### [Stated problem]
Copy all of the records below verbatim.

### [Extracted data entries]
★ ★ ★ ★

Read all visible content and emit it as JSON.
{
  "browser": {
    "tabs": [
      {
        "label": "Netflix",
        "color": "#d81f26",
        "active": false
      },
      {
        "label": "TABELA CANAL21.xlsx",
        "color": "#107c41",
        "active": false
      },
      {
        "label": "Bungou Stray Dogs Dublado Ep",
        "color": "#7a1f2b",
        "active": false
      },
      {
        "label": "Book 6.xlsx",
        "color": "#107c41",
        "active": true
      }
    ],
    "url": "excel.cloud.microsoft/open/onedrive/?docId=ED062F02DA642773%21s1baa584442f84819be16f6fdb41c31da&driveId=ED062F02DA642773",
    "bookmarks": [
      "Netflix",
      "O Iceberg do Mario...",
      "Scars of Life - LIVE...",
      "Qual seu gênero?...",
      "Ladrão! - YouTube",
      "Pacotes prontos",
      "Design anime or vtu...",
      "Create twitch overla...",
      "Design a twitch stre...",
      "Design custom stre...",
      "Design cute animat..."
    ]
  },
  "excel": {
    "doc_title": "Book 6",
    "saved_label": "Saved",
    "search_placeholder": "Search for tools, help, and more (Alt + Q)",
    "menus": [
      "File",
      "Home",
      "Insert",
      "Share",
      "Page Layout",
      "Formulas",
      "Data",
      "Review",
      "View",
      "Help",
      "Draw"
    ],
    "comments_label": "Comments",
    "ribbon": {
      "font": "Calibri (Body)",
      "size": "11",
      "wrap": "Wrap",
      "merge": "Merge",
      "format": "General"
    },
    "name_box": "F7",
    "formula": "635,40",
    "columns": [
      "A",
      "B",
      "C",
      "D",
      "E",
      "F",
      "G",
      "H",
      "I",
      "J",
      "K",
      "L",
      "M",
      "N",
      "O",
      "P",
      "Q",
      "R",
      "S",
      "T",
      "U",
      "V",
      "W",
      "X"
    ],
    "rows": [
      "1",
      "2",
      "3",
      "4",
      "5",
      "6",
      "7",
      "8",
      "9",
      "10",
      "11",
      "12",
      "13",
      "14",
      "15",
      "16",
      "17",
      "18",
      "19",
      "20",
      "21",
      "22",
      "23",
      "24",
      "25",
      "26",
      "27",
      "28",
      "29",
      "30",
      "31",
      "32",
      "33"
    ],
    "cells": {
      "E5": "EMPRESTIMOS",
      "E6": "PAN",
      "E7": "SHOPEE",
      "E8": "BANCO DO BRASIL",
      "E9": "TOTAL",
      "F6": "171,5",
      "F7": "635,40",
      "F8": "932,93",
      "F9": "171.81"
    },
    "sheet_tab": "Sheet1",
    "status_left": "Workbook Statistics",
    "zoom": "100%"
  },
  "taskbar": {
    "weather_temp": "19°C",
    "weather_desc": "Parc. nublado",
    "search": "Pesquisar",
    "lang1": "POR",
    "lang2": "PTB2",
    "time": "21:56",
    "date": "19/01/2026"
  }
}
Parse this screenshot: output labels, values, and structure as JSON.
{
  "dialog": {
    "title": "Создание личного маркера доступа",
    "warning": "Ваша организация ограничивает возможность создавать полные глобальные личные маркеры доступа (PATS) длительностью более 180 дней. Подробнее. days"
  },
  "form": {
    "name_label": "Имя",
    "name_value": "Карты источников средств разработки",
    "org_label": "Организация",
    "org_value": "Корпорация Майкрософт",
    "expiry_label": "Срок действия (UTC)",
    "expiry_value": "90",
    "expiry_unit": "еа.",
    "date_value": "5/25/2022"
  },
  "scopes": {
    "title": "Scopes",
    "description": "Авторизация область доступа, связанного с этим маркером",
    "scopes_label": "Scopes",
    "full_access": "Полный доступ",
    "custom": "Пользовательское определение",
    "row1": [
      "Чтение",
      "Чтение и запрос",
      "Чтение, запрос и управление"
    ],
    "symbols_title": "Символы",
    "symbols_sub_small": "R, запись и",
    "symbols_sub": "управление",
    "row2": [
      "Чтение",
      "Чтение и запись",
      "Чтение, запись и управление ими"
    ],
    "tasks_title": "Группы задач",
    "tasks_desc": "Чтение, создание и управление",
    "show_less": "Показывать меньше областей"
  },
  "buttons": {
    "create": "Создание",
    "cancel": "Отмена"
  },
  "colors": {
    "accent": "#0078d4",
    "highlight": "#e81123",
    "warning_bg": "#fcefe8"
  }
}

★ ★ ★ ★

### [Response to this task]
Read all visible content and emit it as JSON.
{
  "browser": {
    "tabs": [
      {
        "label": "Netflix",
        "color": "#d81f26",
        "active": false
      },
      {
        "label": "TABELA CANAL21.xlsx",
        "color": "#107c41",
        "active": false
      },
      {
        "label": "Bungou Stray Dogs Dublado Ep",
        "color": "#7a1f2b",
        "active": false
      },
      {
        "label": "Book 6.xlsx",
        "color": "#107c41",
        "active": true
      }
    ],
    "url": "excel.cloud.microsoft/open/onedrive/?docId=ED062F02DA642773%21s1baa584442f84819be16f6fdb41c31da&driveId=ED062F02DA642773",
    "bookmarks": [
      "Netflix",
      "O Iceberg do Mario...",
      "Scars of Life - LIVE...",
      "Qual seu gênero?...",
      "Ladrão! - YouTube",
      "Pacotes prontos",
      "Design anime or vtu...",
      "Create twitch overla...",
      "Design a twitch stre...",
      "Design custom stre...",
      "Design cute animat..."
    ]
  },
  "excel": {
    "doc_title": "Book 6",
    "saved_label": "Saved",
    "search_placeholder": "Search for tools, help, and more (Alt + Q)",
    "menus": [
      "File",
      "Home",
      "Insert",
      "Share",
      "Page Layout",
      "Formulas",
      "Data",
      "Review",
      "View",
      "Help",
      "Draw"
    ],
    "comments_label": "Comments",
    "ribbon": {
      "font": "Calibri (Body)",
      "size": "11",
      "wrap": "Wrap",
      "merge": "Merge",
      "format": "General"
    },
    "name_box": "F7",
    "formula": "635,40",
    "columns": [
      "A",
      "B",
      "C",
      "D",
      "E",
      "F",
      "G",
      "H",
      "I",
      "J",
      "K",
      "L",
      "M",
      "N",
      "O",
      "P",
      "Q",
      "R",
      "S",
      "T",
      "U",
      "V",
      "W",
      "X"
    ],
    "rows": [
      "1",
      "2",
      "3",
      "4",
      "5",
      "6",
      "7",
      "8",
      "9",
      "10",
      "11",
      "12",
      "13",
      "14",
      "15",
      "16",
      "17",
      "18",
      "19",
      "20",
      "21",
      "22",
      "23",
      "24",
      "25",
      "26",
      "27",
      "28",
      "29",
      "30",
      "31",
      "32",
      "33"
    ],
    "cells": {
      "E5": "EMPRESTIMOS",
      "E6": "PAN",
      "E7": "SHOPEE",
      "E8": "BANCO DO BRASIL",
      "E9": "TOTAL",
      "F6": "171,5",
      "F7": "635,40",
      "F8": "932,93",
      "F9": "171.81"
    },
    "sheet_tab": "Sheet1",
    "status_left": "Workbook Statistics",
    "zoom": "100%"
  },
  "taskbar": {
    "weather_temp": "19°C",
    "weather_desc": "Parc. nublado",
    "search": "Pesquisar",
    "lang1": "POR",
    "lang2": "PTB2",
    "time": "21:56",
    "date": "19/01/2026"
  }
}
Parse this screenshot: output labels, values, and structure as JSON.
{
  "dialog": {
    "title": "Создание личного маркера доступа",
    "warning": "Ваша организация ограничивает возможность создавать полные глобальные личные маркеры доступа (PATS) длительностью более 180 дней. Подробнее. days"
  },
  "form": {
    "name_label": "Имя",
    "name_value": "Карты источников средств разработки",
    "org_label": "Организация",
    "org_value": "Корпорация Майкрософт",
    "expiry_label": "Срок действия (UTC)",
    "expiry_value": "90",
    "expiry_unit": "еа.",
    "date_value": "5/25/2022"
  },
  "scopes": {
    "title": "Scopes",
    "description": "Авторизация область доступа, связанного с этим маркером",
    "scopes_label": "Scopes",
    "full_access": "Полный доступ",
    "custom": "Пользовательское определение",
    "row1": [
      "Чтение",
      "Чтение и запрос",
      "Чтение, запрос и управление"
    ],
    "symbols_title": "Символы",
    "symbols_sub_small": "R, запись и",
    "symbols_sub": "управление",
    "row2": [
      "Чтение",
      "Чтение и запись",
      "Чтение, запись и управление ими"
    ],
    "tasks_title": "Группы задач",
    "tasks_desc": "Чтение, создание и управление",
    "show_less": "Показывать меньше областей"
  },
  "buttons": {
    "create": "Создание",
    "cancel": "Отмена"
  },
  "colors": {
    "accent": "#0078d4",
    "highlight": "#e81123",
    "warning_bg": "#fcefe8"
  }
}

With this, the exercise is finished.